◆ **WHAT TO PRODUCE**
Retype the rows from the very first one down to the row containing "empty-map-svg (809, 371, 1191, 615)", keeping both ends and every character unchanged.

** Start of EXTRACTED ENTRIES **

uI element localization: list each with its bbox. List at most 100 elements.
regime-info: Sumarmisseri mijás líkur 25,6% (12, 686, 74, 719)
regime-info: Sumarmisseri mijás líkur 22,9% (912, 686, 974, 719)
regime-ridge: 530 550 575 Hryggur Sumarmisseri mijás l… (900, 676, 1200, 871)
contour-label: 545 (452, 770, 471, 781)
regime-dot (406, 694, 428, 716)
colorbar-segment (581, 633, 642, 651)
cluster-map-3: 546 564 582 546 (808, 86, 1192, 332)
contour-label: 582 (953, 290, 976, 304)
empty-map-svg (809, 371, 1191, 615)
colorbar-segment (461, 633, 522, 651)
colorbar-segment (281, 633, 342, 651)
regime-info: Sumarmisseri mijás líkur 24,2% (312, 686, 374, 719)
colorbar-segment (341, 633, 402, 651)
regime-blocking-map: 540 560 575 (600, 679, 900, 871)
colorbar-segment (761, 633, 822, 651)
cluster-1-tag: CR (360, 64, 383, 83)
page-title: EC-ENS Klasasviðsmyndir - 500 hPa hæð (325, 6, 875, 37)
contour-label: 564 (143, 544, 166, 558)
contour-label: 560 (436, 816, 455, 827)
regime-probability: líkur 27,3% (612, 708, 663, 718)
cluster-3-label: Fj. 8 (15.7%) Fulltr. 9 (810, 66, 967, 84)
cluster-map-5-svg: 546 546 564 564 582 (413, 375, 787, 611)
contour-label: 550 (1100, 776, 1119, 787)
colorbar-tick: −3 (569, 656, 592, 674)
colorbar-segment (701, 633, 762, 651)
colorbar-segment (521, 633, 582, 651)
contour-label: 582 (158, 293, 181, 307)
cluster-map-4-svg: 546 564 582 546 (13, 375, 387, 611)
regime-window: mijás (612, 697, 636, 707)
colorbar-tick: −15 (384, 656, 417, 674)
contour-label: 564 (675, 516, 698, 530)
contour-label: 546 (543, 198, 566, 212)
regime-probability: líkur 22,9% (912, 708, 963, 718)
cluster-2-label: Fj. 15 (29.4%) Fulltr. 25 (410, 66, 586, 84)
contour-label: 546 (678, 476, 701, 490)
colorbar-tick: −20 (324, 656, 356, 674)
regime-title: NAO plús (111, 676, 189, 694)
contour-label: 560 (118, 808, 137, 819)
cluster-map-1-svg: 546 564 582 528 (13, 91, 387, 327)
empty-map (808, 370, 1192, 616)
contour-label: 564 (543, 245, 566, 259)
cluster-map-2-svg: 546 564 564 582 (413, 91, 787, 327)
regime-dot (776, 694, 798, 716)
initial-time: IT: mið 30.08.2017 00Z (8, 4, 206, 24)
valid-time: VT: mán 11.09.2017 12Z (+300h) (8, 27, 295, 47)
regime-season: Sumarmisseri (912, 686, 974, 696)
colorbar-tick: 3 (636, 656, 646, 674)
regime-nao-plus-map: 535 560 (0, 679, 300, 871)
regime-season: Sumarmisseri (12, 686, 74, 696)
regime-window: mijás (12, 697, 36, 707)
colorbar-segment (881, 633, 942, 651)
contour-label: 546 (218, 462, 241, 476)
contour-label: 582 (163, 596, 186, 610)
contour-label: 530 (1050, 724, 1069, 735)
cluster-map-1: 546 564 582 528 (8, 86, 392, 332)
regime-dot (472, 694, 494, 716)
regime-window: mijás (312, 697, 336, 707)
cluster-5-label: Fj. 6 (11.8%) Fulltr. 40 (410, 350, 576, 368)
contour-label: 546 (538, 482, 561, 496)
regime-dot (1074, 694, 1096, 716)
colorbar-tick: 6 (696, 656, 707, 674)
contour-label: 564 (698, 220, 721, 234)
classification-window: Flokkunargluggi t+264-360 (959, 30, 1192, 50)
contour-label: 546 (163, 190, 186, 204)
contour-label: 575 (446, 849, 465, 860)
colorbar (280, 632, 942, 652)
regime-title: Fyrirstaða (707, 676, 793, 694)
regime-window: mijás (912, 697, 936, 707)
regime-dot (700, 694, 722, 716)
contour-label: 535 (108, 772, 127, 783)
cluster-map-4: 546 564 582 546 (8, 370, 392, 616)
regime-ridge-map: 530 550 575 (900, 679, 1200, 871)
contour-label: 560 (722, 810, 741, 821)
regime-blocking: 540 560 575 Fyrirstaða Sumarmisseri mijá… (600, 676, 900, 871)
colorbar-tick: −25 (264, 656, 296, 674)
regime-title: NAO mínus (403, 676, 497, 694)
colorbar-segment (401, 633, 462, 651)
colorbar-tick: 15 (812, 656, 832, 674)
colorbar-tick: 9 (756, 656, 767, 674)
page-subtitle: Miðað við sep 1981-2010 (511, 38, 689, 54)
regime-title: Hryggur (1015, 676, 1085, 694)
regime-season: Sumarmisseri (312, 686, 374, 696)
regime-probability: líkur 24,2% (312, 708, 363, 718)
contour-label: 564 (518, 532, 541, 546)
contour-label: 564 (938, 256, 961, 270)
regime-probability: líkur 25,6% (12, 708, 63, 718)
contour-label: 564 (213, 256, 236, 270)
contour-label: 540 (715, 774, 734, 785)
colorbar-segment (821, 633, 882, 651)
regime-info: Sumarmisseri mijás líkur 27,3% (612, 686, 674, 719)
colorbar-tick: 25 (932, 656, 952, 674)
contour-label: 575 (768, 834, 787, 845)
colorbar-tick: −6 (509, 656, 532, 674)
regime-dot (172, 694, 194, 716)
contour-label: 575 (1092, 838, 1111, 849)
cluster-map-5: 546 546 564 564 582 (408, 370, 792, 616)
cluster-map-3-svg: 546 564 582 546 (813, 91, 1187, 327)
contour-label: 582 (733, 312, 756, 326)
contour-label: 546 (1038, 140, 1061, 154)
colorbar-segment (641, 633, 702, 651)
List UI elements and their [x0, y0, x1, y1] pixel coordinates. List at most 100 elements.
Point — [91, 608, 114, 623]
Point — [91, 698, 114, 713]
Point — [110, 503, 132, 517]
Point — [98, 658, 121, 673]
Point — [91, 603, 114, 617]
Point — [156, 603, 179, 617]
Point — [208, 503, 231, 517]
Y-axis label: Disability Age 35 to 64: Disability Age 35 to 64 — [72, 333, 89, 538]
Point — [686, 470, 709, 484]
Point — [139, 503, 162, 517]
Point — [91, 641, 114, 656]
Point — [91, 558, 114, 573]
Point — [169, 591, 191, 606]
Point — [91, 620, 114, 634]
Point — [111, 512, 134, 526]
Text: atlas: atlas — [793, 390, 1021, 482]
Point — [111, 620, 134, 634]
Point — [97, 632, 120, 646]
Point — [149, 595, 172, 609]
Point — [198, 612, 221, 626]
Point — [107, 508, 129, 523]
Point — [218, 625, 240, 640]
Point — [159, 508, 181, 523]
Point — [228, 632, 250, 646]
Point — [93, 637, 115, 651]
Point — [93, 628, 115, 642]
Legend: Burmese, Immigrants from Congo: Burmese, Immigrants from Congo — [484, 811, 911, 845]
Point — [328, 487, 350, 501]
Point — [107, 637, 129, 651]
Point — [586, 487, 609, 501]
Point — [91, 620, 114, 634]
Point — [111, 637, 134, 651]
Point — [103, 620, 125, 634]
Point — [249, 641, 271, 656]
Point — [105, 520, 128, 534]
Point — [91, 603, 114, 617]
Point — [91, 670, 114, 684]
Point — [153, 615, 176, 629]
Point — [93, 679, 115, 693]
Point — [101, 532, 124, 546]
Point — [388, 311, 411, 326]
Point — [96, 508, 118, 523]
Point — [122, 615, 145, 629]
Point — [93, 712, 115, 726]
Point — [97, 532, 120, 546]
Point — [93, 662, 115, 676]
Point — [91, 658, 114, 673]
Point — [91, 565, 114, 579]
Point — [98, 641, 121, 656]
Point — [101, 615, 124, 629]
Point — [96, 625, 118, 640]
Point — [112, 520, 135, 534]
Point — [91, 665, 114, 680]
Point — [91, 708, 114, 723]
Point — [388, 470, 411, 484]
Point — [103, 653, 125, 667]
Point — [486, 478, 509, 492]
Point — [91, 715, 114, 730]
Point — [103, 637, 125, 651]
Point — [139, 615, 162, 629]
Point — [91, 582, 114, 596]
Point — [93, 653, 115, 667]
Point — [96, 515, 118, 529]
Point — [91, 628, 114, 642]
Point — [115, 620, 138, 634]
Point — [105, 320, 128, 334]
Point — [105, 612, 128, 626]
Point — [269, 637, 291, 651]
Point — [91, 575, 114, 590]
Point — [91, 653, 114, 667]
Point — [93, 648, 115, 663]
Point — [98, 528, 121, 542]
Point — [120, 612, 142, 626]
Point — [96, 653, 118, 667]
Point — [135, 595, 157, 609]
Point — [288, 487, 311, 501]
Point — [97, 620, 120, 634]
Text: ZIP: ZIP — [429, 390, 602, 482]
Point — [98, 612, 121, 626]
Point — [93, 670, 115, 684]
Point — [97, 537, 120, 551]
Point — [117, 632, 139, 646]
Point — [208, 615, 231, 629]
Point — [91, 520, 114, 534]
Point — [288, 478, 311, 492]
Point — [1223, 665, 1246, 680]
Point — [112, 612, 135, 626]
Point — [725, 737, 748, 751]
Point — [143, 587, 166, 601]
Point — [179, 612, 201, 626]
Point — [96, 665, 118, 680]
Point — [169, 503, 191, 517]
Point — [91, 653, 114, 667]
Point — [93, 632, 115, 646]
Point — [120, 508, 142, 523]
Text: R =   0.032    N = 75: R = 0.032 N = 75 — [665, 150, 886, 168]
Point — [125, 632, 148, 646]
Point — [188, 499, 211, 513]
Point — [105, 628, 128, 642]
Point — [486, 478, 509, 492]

** End of EXTRACTED ENTRIES **

◆ **FINISHED TASK**
uI element localization: list each with its bbox. List at most 100 elements.
regime-info: Sumarmisseri mijás líkur 25,6% (12, 686, 74, 719)
regime-info: Sumarmisseri mijás líkur 22,9% (912, 686, 974, 719)
regime-ridge: 530 550 575 Hryggur Sumarmisseri mijás l… (900, 676, 1200, 871)
contour-label: 545 (452, 770, 471, 781)
regime-dot (406, 694, 428, 716)
colorbar-segment (581, 633, 642, 651)
cluster-map-3: 546 564 582 546 (808, 86, 1192, 332)
contour-label: 582 (953, 290, 976, 304)
empty-map-svg (809, 371, 1191, 615)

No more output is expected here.